=== Challenge ===
For each line that holds "omega", copy the line out.

_ _ _ _ _

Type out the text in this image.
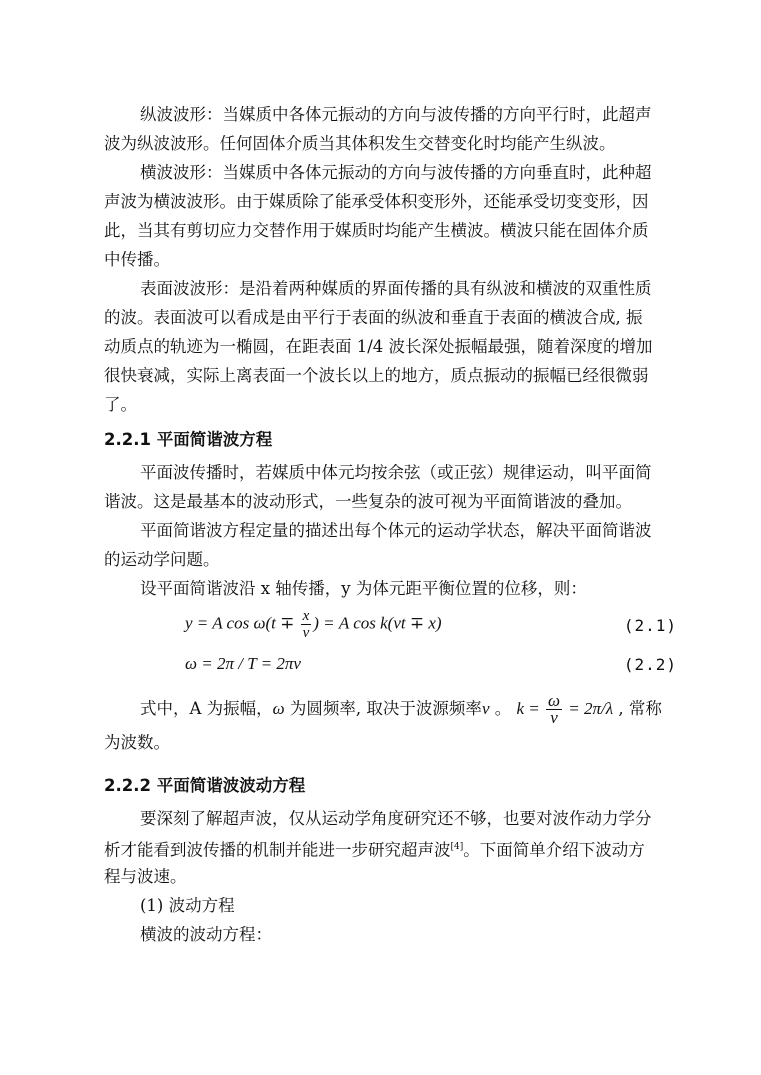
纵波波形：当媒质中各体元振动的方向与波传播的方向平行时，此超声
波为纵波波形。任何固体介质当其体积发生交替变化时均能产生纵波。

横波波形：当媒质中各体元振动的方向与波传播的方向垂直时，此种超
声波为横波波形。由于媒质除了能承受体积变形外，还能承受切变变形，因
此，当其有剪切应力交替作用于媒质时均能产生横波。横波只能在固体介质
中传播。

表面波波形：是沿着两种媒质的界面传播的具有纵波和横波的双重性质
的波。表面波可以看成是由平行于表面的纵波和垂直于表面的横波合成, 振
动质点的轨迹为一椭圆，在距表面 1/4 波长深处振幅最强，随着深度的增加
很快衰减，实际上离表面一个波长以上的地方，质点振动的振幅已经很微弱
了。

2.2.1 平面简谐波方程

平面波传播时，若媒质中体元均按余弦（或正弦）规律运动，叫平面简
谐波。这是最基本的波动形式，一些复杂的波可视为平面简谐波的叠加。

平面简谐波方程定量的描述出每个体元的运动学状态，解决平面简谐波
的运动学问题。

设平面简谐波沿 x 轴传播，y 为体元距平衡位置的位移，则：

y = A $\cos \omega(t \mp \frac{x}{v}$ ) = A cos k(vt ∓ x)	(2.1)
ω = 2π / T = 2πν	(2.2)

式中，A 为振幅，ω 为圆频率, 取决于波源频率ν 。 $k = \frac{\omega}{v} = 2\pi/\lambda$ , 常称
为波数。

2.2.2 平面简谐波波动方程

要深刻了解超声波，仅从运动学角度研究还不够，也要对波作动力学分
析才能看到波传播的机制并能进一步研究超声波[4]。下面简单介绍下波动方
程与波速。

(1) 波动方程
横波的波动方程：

_ _ _ _ _

=== Reply ===
y = A $\cos \omega(t \mp \frac{x}{v}$ ) = A cos k(vt ∓ x)	(2.1)
式中，A 为振幅，ω 为圆频率, 取决于波源频率ν 。 $k = \frac{\omega}{v} = 2\pi/\lambda$ , 常称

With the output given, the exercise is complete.